● What to do
Identify every line in the records below that contains the word "sorted", and reproduce each one.

___ Supplied records

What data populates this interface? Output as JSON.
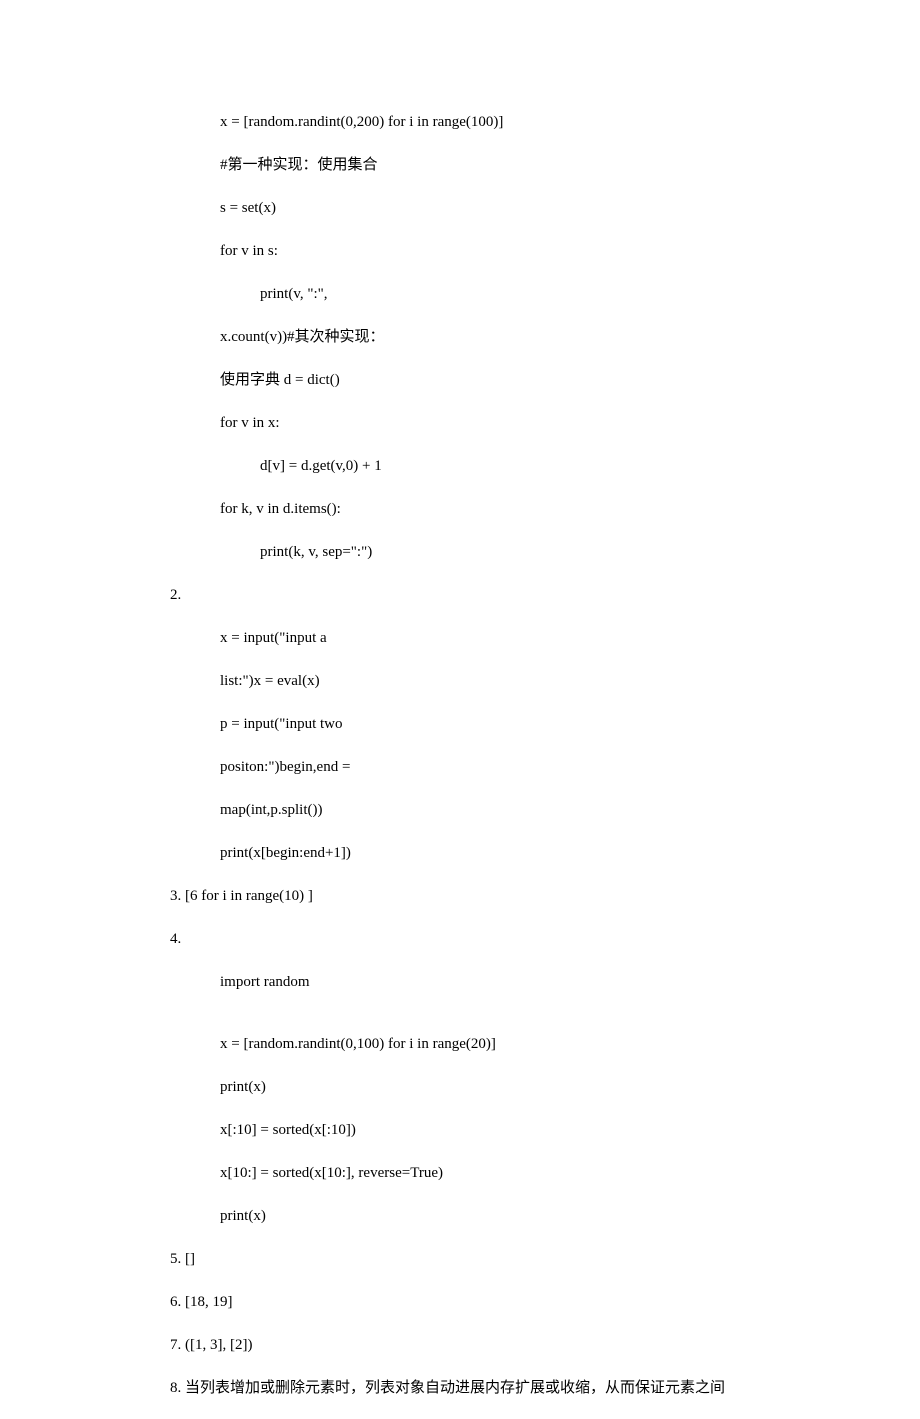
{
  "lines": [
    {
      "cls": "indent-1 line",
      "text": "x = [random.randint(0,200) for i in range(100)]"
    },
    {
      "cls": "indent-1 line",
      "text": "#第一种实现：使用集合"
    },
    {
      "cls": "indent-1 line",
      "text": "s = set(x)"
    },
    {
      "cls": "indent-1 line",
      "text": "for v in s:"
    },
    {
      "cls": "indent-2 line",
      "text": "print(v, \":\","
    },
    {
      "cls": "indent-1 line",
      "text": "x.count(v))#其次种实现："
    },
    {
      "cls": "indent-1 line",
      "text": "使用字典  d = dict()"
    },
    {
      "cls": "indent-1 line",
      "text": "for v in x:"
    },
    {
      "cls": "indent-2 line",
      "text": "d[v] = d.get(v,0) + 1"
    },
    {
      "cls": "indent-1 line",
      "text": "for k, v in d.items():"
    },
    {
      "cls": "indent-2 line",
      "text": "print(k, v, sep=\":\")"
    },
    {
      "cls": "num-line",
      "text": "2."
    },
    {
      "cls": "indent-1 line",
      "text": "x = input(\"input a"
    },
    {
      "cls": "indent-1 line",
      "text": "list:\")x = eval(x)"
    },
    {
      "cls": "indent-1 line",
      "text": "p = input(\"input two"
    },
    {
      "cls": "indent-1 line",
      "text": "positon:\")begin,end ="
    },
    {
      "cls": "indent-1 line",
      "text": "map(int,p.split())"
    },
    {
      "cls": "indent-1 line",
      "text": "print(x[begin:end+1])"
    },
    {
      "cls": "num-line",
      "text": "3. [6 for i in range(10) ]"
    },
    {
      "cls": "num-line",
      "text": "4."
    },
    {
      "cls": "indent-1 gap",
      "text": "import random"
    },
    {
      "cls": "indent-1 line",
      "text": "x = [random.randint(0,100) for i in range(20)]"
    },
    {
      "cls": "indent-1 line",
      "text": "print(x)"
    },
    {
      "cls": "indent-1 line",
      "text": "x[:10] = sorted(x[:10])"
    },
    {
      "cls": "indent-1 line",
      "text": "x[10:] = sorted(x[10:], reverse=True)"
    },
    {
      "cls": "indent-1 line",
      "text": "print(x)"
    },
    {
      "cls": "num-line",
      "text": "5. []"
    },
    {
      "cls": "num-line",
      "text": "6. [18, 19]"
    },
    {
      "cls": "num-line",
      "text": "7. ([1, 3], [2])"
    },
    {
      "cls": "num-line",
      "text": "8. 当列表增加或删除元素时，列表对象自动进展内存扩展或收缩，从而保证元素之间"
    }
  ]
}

______

● Full output
      "text": "x[:10] = sorted(x[:10])"
      "text": "x[10:] = sorted(x[10:], reverse=True)"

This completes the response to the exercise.